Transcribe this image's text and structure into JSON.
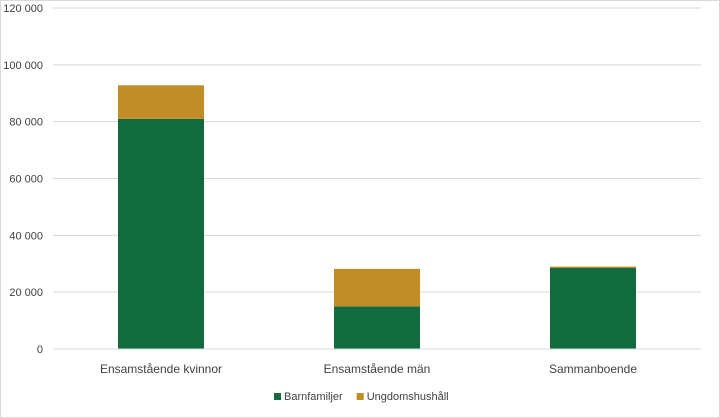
{
  "chart_data": {
    "type": "bar",
    "stacked": true,
    "categories": [
      "Ensamstående kvinnor",
      "Ensamstående män",
      "Sammanboende"
    ],
    "series": [
      {
        "name": "Barnfamiljer",
        "values": [
          81000,
          15000,
          28500
        ],
        "color": "#126b3e"
      },
      {
        "name": "Ungdomshushåll",
        "values": [
          11800,
          13200,
          500
        ],
        "color": "#c18d27"
      }
    ],
    "ylim": [
      0,
      120000
    ],
    "yticks": [
      0,
      20000,
      40000,
      60000,
      80000,
      100000,
      120000
    ],
    "ytick_labels": [
      "0",
      "20 000",
      "40 000",
      "60 000",
      "80 000",
      "100 000",
      "120 000"
    ],
    "grid": true,
    "legend": "bottom"
  }
}
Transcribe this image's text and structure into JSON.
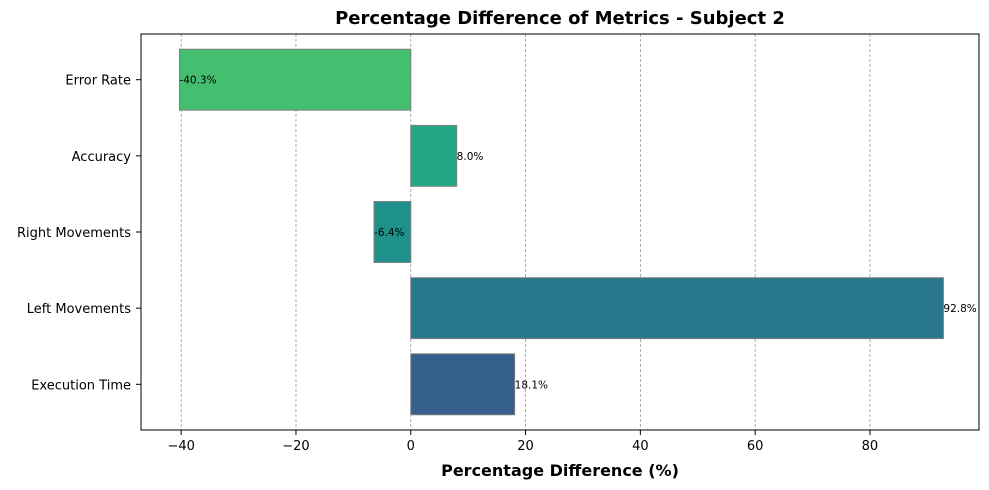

→ **Requirement**
Print every record above exactly as written, leaving out the pictures.

→ **Output of the task**
Transcribe this image's text and structure into JSON.
{
  "chart_data": {
    "type": "bar",
    "stacked": true,
    "categories": [
      "Ensamstående kvinnor",
      "Ensamstående män",
      "Sammanboende"
    ],
    "series": [
      {
        "name": "Barnfamiljer",
        "values": [
          81000,
          15000,
          28500
        ],
        "color": "#126b3e"
      },
      {
        "name": "Ungdomshushåll",
        "values": [
          11800,
          13200,
          500
        ],
        "color": "#c18d27"
      }
    ],
    "ylim": [
      0,
      120000
    ],
    "yticks": [
      0,
      20000,
      40000,
      60000,
      80000,
      100000,
      120000
    ],
    "ytick_labels": [
      "0",
      "20 000",
      "40 000",
      "60 000",
      "80 000",
      "100 000",
      "120 000"
    ],
    "grid": true,
    "legend": "bottom"
  }
}
Transcribe this image's text and structure into JSON.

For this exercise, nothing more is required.